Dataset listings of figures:
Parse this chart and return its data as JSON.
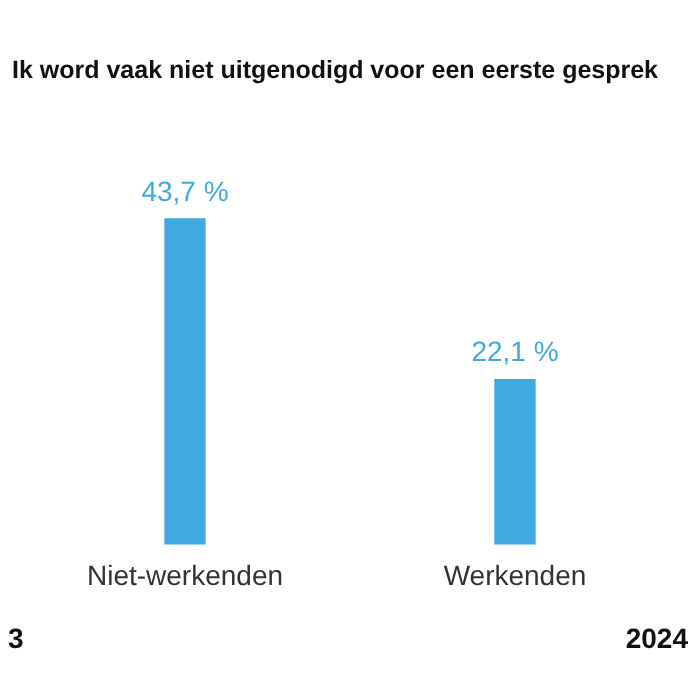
{
  "chart_data": {
    "type": "bar",
    "title": "Ik word vaak niet uitgenodigd voor een eerste gesprek",
    "categories": [
      "Niet-werkenden",
      "Werkenden"
    ],
    "values": [
      43.7,
      22.1
    ],
    "value_labels": [
      "43,7 %",
      "22,1 %"
    ],
    "color": "#3fa9e0",
    "tick_labels": "x",
    "grid": false,
    "legend": false,
    "annotations": [
      "3",
      "2024"
    ]
  }
}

◆ Job ◆
The records above are to be quoted exactly, with all pictures left out.

◆ Completed task ◆
Parse this chart and return its data as JSON.
{
  "chart_data": {
    "type": "bar",
    "title": "Ik word vaak niet uitgenodigd voor een eerste gesprek",
    "categories": [
      "Niet-werkenden",
      "Werkenden"
    ],
    "values": [
      43.7,
      22.1
    ],
    "value_labels": [
      "43,7 %",
      "22,1 %"
    ],
    "color": "#3fa9e0",
    "tick_labels": "x",
    "grid": false,
    "legend": false,
    "annotations": [
      "3",
      "2024"
    ]
  }
}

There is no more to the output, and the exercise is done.